> [Written instruction]:
Put each line of the entries below into a numbered list, and skip any blank lines.

> [Exercise inputs]:
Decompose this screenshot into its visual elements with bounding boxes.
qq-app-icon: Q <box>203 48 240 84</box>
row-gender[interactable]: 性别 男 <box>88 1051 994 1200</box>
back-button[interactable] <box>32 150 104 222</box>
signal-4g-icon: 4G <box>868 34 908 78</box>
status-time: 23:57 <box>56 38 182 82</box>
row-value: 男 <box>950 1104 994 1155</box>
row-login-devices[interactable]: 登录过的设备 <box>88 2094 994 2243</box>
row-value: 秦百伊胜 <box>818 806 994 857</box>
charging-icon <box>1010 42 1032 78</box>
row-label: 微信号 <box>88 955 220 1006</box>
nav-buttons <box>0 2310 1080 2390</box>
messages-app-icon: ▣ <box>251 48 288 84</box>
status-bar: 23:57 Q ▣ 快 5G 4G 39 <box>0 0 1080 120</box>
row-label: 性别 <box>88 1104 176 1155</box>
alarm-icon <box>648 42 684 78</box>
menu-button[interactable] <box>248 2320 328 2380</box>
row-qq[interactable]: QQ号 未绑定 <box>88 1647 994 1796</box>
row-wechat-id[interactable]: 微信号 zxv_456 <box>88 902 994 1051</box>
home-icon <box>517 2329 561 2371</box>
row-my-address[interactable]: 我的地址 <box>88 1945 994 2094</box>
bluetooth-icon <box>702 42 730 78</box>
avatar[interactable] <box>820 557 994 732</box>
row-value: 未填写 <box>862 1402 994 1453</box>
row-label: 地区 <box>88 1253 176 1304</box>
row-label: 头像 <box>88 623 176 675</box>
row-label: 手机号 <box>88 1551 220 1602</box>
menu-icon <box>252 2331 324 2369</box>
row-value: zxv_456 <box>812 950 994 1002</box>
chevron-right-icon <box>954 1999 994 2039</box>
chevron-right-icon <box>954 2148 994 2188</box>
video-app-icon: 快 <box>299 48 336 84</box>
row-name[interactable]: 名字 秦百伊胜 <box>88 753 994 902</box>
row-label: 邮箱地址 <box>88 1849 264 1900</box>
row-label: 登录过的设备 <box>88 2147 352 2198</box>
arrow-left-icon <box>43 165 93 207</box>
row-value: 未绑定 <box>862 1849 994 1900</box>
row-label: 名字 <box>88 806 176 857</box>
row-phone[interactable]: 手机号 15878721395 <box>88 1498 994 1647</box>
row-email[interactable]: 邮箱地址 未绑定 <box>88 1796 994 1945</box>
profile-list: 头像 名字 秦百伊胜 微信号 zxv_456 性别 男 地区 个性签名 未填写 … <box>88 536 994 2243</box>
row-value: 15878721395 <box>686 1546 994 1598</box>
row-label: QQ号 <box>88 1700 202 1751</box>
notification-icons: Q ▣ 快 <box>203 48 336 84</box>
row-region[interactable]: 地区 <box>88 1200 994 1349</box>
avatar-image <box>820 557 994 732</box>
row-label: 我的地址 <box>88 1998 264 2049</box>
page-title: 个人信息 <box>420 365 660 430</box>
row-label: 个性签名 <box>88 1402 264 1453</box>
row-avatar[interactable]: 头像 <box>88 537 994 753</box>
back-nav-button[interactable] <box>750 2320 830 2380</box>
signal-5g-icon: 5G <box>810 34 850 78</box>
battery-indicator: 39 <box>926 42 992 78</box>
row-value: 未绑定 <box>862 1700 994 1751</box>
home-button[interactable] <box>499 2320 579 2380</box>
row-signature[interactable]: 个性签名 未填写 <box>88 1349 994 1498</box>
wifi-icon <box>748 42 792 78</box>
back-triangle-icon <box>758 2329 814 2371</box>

> [Output below]:
1. Decompose this screenshot into its visual elements with bounding boxes.
2. qq-app-icon: Q <box>203 48 240 84</box>
3. row-gender[interactable]: 性别 男 <box>88 1051 994 1200</box>
4. back-button[interactable] <box>32 150 104 222</box>
5. signal-4g-icon: 4G <box>868 34 908 78</box>
6. status-time: 23:57 <box>56 38 182 82</box>
7. row-value: 男 <box>950 1104 994 1155</box>
8. row-login-devices[interactable]: 登录过的设备 <box>88 2094 994 2243</box>
9. row-value: 秦百伊胜 <box>818 806 994 857</box>
10. charging-icon <box>1010 42 1032 78</box>
11. row-label: 微信号 <box>88 955 220 1006</box>
12. nav-buttons <box>0 2310 1080 2390</box>
13. messages-app-icon: ▣ <box>251 48 288 84</box>
14. status-bar: 23:57 Q ▣ 快 5G 4G 39 <box>0 0 1080 120</box>
15. row-label: 性别 <box>88 1104 176 1155</box>
16. alarm-icon <box>648 42 684 78</box>
17. menu-button[interactable] <box>248 2320 328 2380</box>
18. row-qq[interactable]: QQ号 未绑定 <box>88 1647 994 1796</box>
19. row-wechat-id[interactable]: 微信号 zxv_456 <box>88 902 994 1051</box>
20. home-icon <box>517 2329 561 2371</box>
21. row-my-address[interactable]: 我的地址 <box>88 1945 994 2094</box>
22. bluetooth-icon <box>702 42 730 78</box>
23. avatar[interactable] <box>820 557 994 732</box>
24. row-value: 未填写 <box>862 1402 994 1453</box>
25. row-label: 地区 <box>88 1253 176 1304</box>
26. row-label: 头像 <box>88 623 176 675</box>
27. row-label: 手机号 <box>88 1551 220 1602</box>
28. menu-icon <box>252 2331 324 2369</box>
29. row-value: zxv_456 <box>812 950 994 1002</box>
30. chevron-right-icon <box>954 1999 994 2039</box>
31. chevron-right-icon <box>954 2148 994 2188</box>
32. video-app-icon: 快 <box>299 48 336 84</box>
33. row-name[interactable]: 名字 秦百伊胜 <box>88 753 994 902</box>
34. row-label: 邮箱地址 <box>88 1849 264 1900</box>
35. row-label: 登录过的设备 <box>88 2147 352 2198</box>
36. arrow-left-icon <box>43 165 93 207</box>
37. row-value: 未绑定 <box>862 1849 994 1900</box>
38. row-label: 名字 <box>88 806 176 857</box>
39. row-phone[interactable]: 手机号 15878721395 <box>88 1498 994 1647</box>
40. row-email[interactable]: 邮箱地址 未绑定 <box>88 1796 994 1945</box>
41. profile-list: 头像 名字 秦百伊胜 微信号 zxv_456 性别 男 地区 个性签名 未填写 … <box>88 536 994 2243</box>
42. row-value: 15878721395 <box>686 1546 994 1598</box>
43. row-label: QQ号 <box>88 1700 202 1751</box>
44. notification-icons: Q ▣ 快 <box>203 48 336 84</box>
45. row-region[interactable]: 地区 <box>88 1200 994 1349</box>
46. avatar-image <box>820 557 994 732</box>
47. row-label: 我的地址 <box>88 1998 264 2049</box>
48. page-title: 个人信息 <box>420 365 660 430</box>
49. row-label: 个性签名 <box>88 1402 264 1453</box>
50. row-avatar[interactable]: 头像 <box>88 537 994 753</box>
51. back-nav-button[interactable] <box>750 2320 830 2380</box>
52. signal-5g-icon: 5G <box>810 34 850 78</box>
53. battery-indicator: 39 <box>926 42 992 78</box>
54. row-value: 未绑定 <box>862 1700 994 1751</box>
55. home-button[interactable] <box>499 2320 579 2380</box>
56. row-signature[interactable]: 个性签名 未填写 <box>88 1349 994 1498</box>
57. wifi-icon <box>748 42 792 78</box>
58. back-triangle-icon <box>758 2329 814 2371</box>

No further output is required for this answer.